━━━ DATA FOR PROCESSING ━━━
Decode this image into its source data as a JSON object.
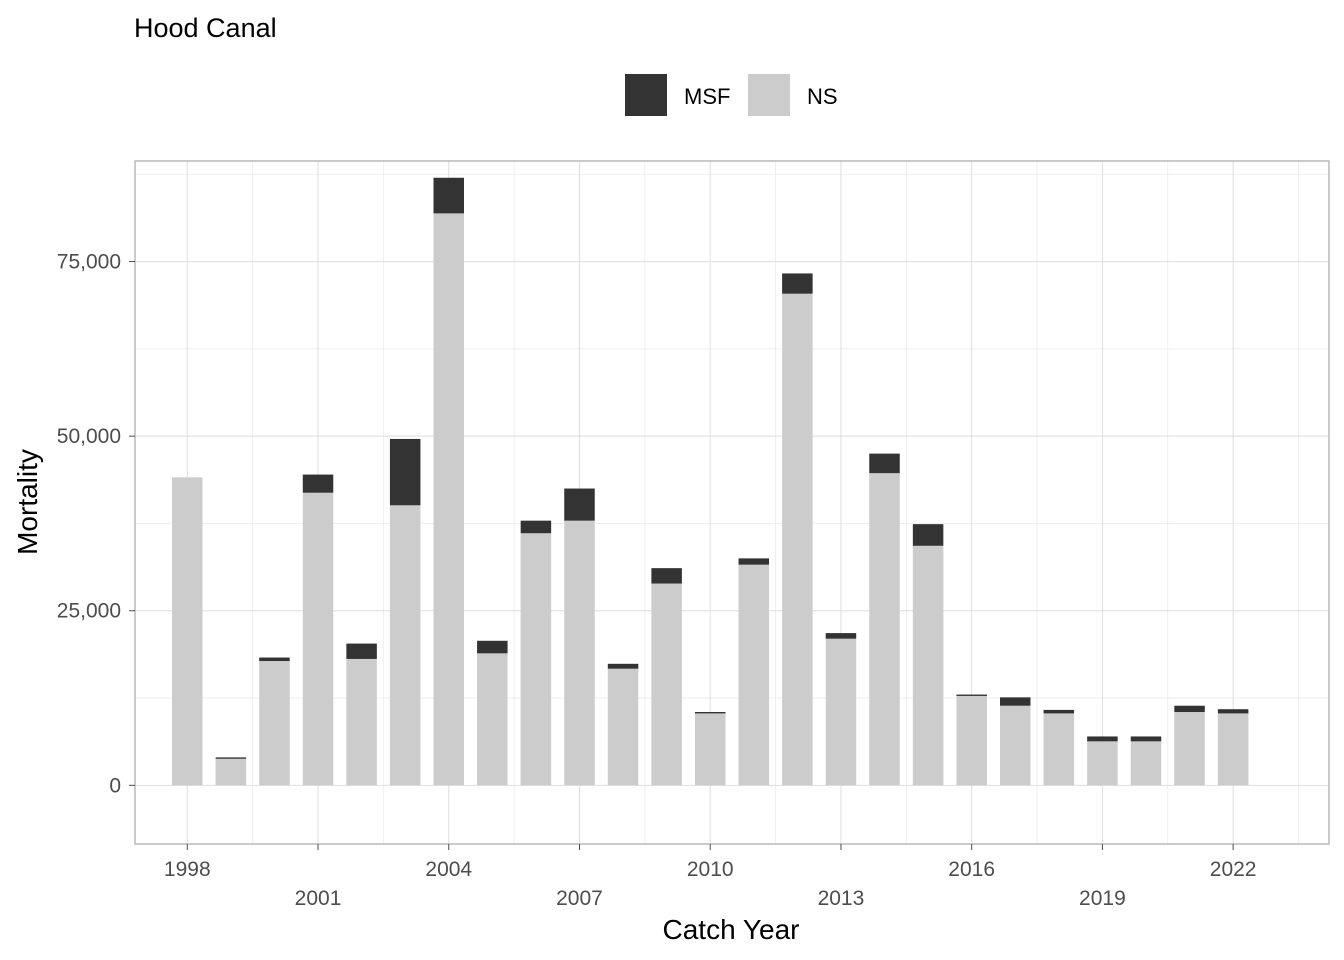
{
  "chart_data": {
    "type": "bar",
    "stacked": true,
    "title": "Hood Canal",
    "xlabel": "Catch Year",
    "ylabel": "Mortality",
    "legend": {
      "position": "top",
      "entries": [
        "MSF",
        "NS"
      ]
    },
    "grid": true,
    "ylim": [
      -8400,
      89400
    ],
    "xlim": [
      1996.8,
      2024.2
    ],
    "y_ticks": [
      {
        "value": 0,
        "label": "0"
      },
      {
        "value": 25000,
        "label": "25,000"
      },
      {
        "value": 50000,
        "label": "50,000"
      },
      {
        "value": 75000,
        "label": "75,000"
      }
    ],
    "x_ticks": [
      {
        "value": 1998,
        "label": "1998",
        "row": 0
      },
      {
        "value": 2001,
        "label": "2001",
        "row": 1
      },
      {
        "value": 2004,
        "label": "2004",
        "row": 0
      },
      {
        "value": 2007,
        "label": "2007",
        "row": 1
      },
      {
        "value": 2010,
        "label": "2010",
        "row": 0
      },
      {
        "value": 2013,
        "label": "2013",
        "row": 1
      },
      {
        "value": 2016,
        "label": "2016",
        "row": 0
      },
      {
        "value": 2019,
        "label": "2019",
        "row": 1
      },
      {
        "value": 2022,
        "label": "2022",
        "row": 0
      }
    ],
    "categories": [
      1998,
      1999,
      2000,
      2001,
      2002,
      2003,
      2004,
      2005,
      2006,
      2007,
      2008,
      2009,
      2010,
      2011,
      2012,
      2013,
      2014,
      2015,
      2016,
      2017,
      2018,
      2019,
      2020,
      2021,
      2022
    ],
    "series": [
      {
        "name": "NS",
        "color": "#cccccc",
        "values": [
          44100,
          3800,
          17800,
          41900,
          18100,
          40100,
          81900,
          18900,
          36100,
          37900,
          16700,
          28900,
          10300,
          31600,
          70400,
          21000,
          44700,
          34300,
          12800,
          11400,
          10300,
          6300,
          6300,
          10500,
          10300
        ]
      },
      {
        "name": "MSF",
        "color": "#333333",
        "values": [
          0,
          200,
          500,
          2600,
          2200,
          9500,
          5100,
          1800,
          1800,
          4600,
          700,
          2200,
          200,
          900,
          2900,
          800,
          2800,
          3100,
          200,
          1200,
          500,
          700,
          700,
          900,
          600
        ]
      }
    ]
  }
}
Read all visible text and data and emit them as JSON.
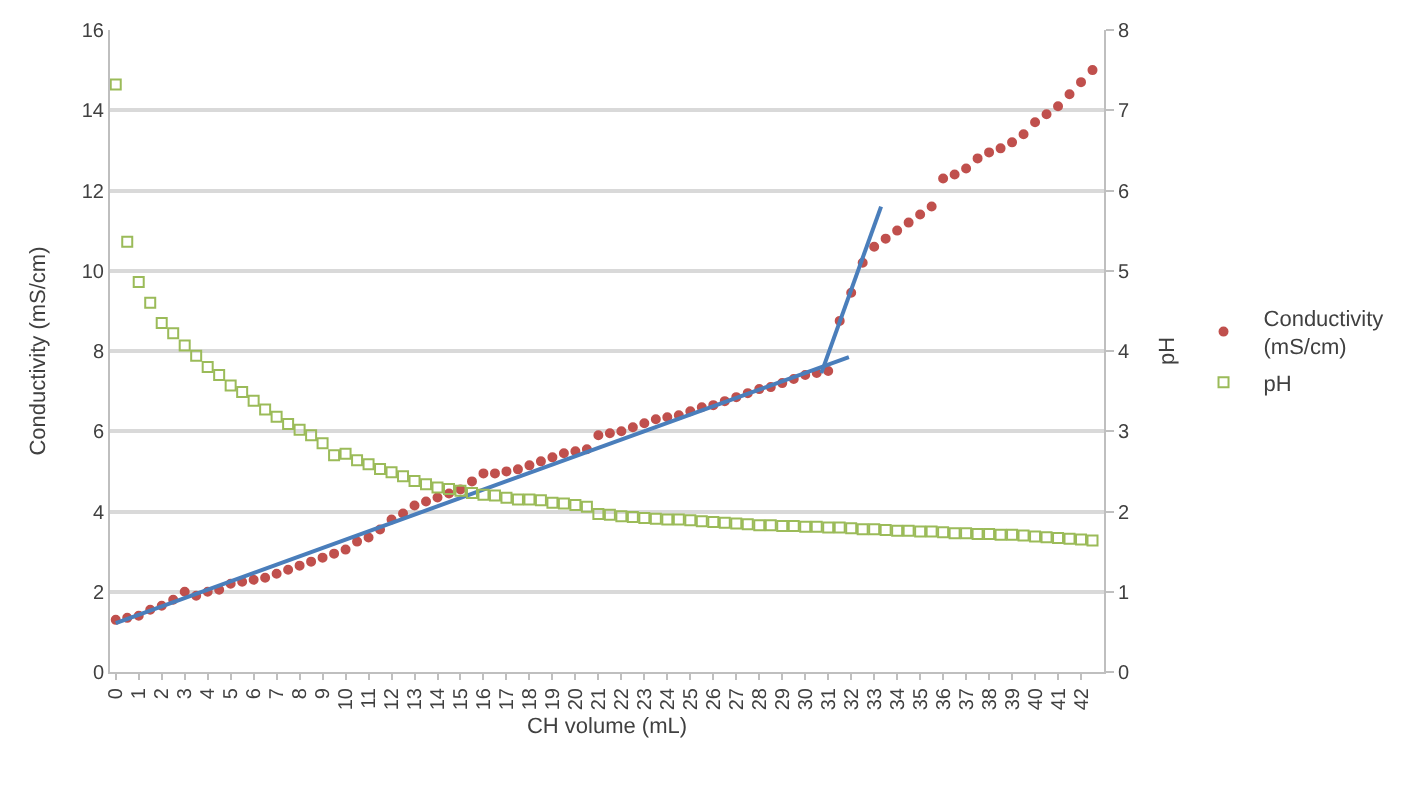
{
  "chart_data": {
    "type": "scatter",
    "xlabel": "CH volume (mL)",
    "ylabel": "Conductivity (mS/cm)",
    "y2label": "pH",
    "xlim": [
      -0.25,
      43
    ],
    "xticks": [
      0,
      1,
      2,
      3,
      4,
      5,
      6,
      7,
      8,
      9,
      10,
      11,
      12,
      13,
      14,
      15,
      16,
      17,
      18,
      19,
      20,
      21,
      22,
      23,
      24,
      25,
      26,
      27,
      28,
      29,
      30,
      31,
      32,
      33,
      34,
      35,
      36,
      37,
      38,
      39,
      40,
      41,
      42
    ],
    "ylim": [
      0,
      16
    ],
    "yticks": [
      0,
      2,
      4,
      6,
      8,
      10,
      12,
      14,
      16
    ],
    "y2lim": [
      0,
      8
    ],
    "y2ticks": [
      0,
      1,
      2,
      3,
      4,
      5,
      6,
      7,
      8
    ],
    "grid": "y",
    "legend": "right",
    "series": [
      {
        "name": "Conductivity (mS/cm)",
        "color": "#c0504d",
        "marker": "circle",
        "x": [
          0,
          0.5,
          1,
          1.5,
          2,
          2.5,
          3,
          3.5,
          4,
          4.5,
          5,
          5.5,
          6,
          6.5,
          7,
          7.5,
          8,
          8.5,
          9,
          9.5,
          10,
          10.5,
          11,
          11.5,
          12,
          12.5,
          13,
          13.5,
          14,
          14.5,
          15,
          15.5,
          16,
          16.5,
          17,
          17.5,
          18,
          18.5,
          19,
          19.5,
          20,
          20.5,
          21,
          21.5,
          22,
          22.5,
          23,
          23.5,
          24,
          24.5,
          25,
          25.5,
          26,
          26.5,
          27,
          27.5,
          28,
          28.5,
          29,
          29.5,
          30,
          30.5,
          31,
          31.5,
          32,
          32.5,
          33,
          33.5,
          34,
          34.5,
          35,
          35.5,
          36,
          36.5,
          37,
          37.5,
          38,
          38.5,
          39,
          39.5,
          40,
          40.5,
          41,
          41.5,
          42,
          42.5
        ],
        "values": [
          1.3,
          1.35,
          1.4,
          1.55,
          1.65,
          1.8,
          2.0,
          1.9,
          2.0,
          2.05,
          2.2,
          2.25,
          2.3,
          2.35,
          2.45,
          2.55,
          2.65,
          2.75,
          2.85,
          2.95,
          3.05,
          3.25,
          3.35,
          3.55,
          3.8,
          3.95,
          4.15,
          4.25,
          4.35,
          4.45,
          4.55,
          4.75,
          4.95,
          4.95,
          5.0,
          5.05,
          5.15,
          5.25,
          5.35,
          5.45,
          5.5,
          5.55,
          5.9,
          5.95,
          6.0,
          6.1,
          6.2,
          6.3,
          6.35,
          6.4,
          6.5,
          6.6,
          6.65,
          6.75,
          6.85,
          6.95,
          7.05,
          7.1,
          7.2,
          7.3,
          7.4,
          7.45,
          7.5,
          8.75,
          9.45,
          10.2,
          10.6,
          10.8,
          11.0,
          11.2,
          11.4,
          11.6,
          12.3,
          12.4,
          12.55,
          12.8,
          12.95,
          13.05,
          13.2,
          13.4,
          13.7,
          13.9,
          14.1,
          14.4,
          14.7,
          15.0
        ]
      },
      {
        "name": "pH",
        "color": "#9bbb59",
        "marker": "square",
        "axis": "y2",
        "x": [
          0,
          0.5,
          1,
          1.5,
          2,
          2.5,
          3,
          3.5,
          4,
          4.5,
          5,
          5.5,
          6,
          6.5,
          7,
          7.5,
          8,
          8.5,
          9,
          9.5,
          10,
          10.5,
          11,
          11.5,
          12,
          12.5,
          13,
          13.5,
          14,
          14.5,
          15,
          15.5,
          16,
          16.5,
          17,
          17.5,
          18,
          18.5,
          19,
          19.5,
          20,
          20.5,
          21,
          21.5,
          22,
          22.5,
          23,
          23.5,
          24,
          24.5,
          25,
          25.5,
          26,
          26.5,
          27,
          27.5,
          28,
          28.5,
          29,
          29.5,
          30,
          30.5,
          31,
          31.5,
          32,
          32.5,
          33,
          33.5,
          34,
          34.5,
          35,
          35.5,
          36,
          36.5,
          37,
          37.5,
          38,
          38.5,
          39,
          39.5,
          40,
          40.5,
          41,
          41.5,
          42,
          42.5
        ],
        "values": [
          7.32,
          5.36,
          4.86,
          4.6,
          4.35,
          4.22,
          4.07,
          3.94,
          3.8,
          3.7,
          3.57,
          3.49,
          3.38,
          3.27,
          3.18,
          3.09,
          3.02,
          2.95,
          2.85,
          2.7,
          2.72,
          2.64,
          2.59,
          2.53,
          2.49,
          2.44,
          2.38,
          2.34,
          2.3,
          2.28,
          2.26,
          2.23,
          2.21,
          2.2,
          2.17,
          2.15,
          2.15,
          2.14,
          2.11,
          2.1,
          2.08,
          2.06,
          1.97,
          1.96,
          1.94,
          1.93,
          1.92,
          1.91,
          1.9,
          1.9,
          1.89,
          1.88,
          1.87,
          1.86,
          1.85,
          1.84,
          1.83,
          1.83,
          1.82,
          1.82,
          1.81,
          1.81,
          1.8,
          1.8,
          1.79,
          1.78,
          1.78,
          1.77,
          1.76,
          1.76,
          1.75,
          1.75,
          1.74,
          1.73,
          1.73,
          1.72,
          1.72,
          1.71,
          1.71,
          1.7,
          1.69,
          1.68,
          1.67,
          1.66,
          1.65,
          1.64
        ]
      },
      {
        "type": "line",
        "color": "#4a7ebb",
        "marker": "none",
        "x": [
          0,
          31.9
        ],
        "values": [
          1.22,
          7.85
        ]
      },
      {
        "type": "line",
        "color": "#4a7ebb",
        "marker": "none",
        "x": [
          30.7,
          33.3
        ],
        "values": [
          7.45,
          11.6
        ]
      }
    ]
  }
}
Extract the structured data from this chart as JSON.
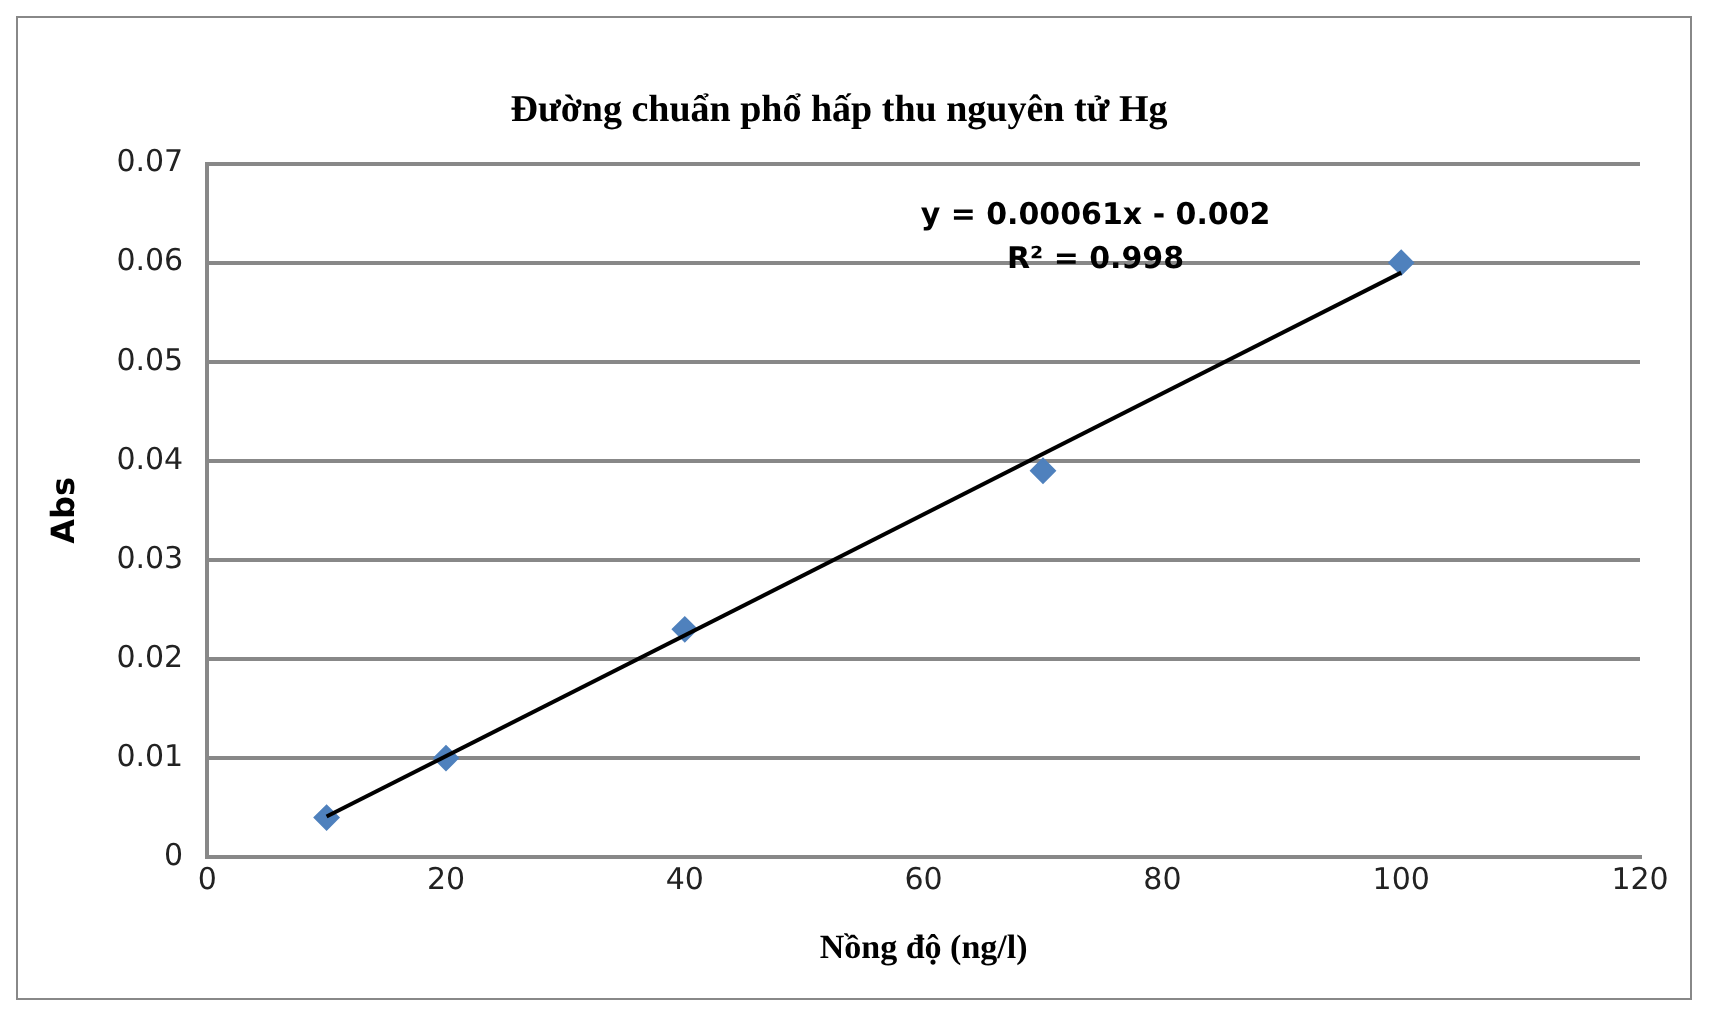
{
  "chart_data": {
    "type": "scatter",
    "title": "Đường chuẩn phổ hấp thu nguyên tử Hg",
    "xlabel": "Nồng độ (ng/l)",
    "ylabel": "Abs",
    "x": [
      10,
      20,
      40,
      70,
      100
    ],
    "series": [
      {
        "color": "#4f81bd",
        "values": [
          0.004,
          0.01,
          0.023,
          0.039,
          0.06
        ]
      },
      {
        "type": "line",
        "color": "#000000",
        "x": [
          10,
          100
        ],
        "values": [
          0.0041,
          0.059
        ],
        "marker": "none"
      }
    ],
    "xlim": [
      0,
      120
    ],
    "xticks": [
      0,
      20,
      40,
      60,
      80,
      100,
      120
    ],
    "ylim": [
      0,
      0.07
    ],
    "yticks": [
      0,
      0.01,
      0.02,
      0.03,
      0.04,
      0.05,
      0.06,
      0.07
    ],
    "grid": "y",
    "legend": false,
    "marker": "diamond",
    "annotations": [
      "y = 0.00061x - 0.002",
      "R² = 0.998"
    ]
  }
}
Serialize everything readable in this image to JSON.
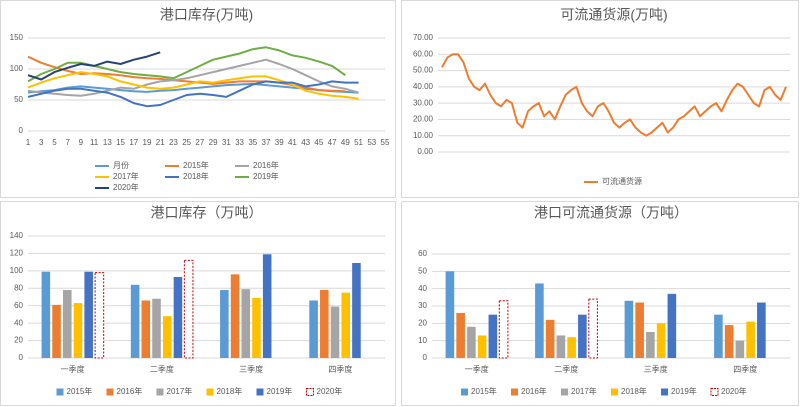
━━━
_DIRECTIONS_. Return each line that includes "JSON".

_THE COMPLETED TASK_.
Decode this image into its source data as a JSON object.
Read all visible text and data and emit them as JSON.
Extract the structured data from this chart as JSON.
Serialize everything readable in this image to JSON.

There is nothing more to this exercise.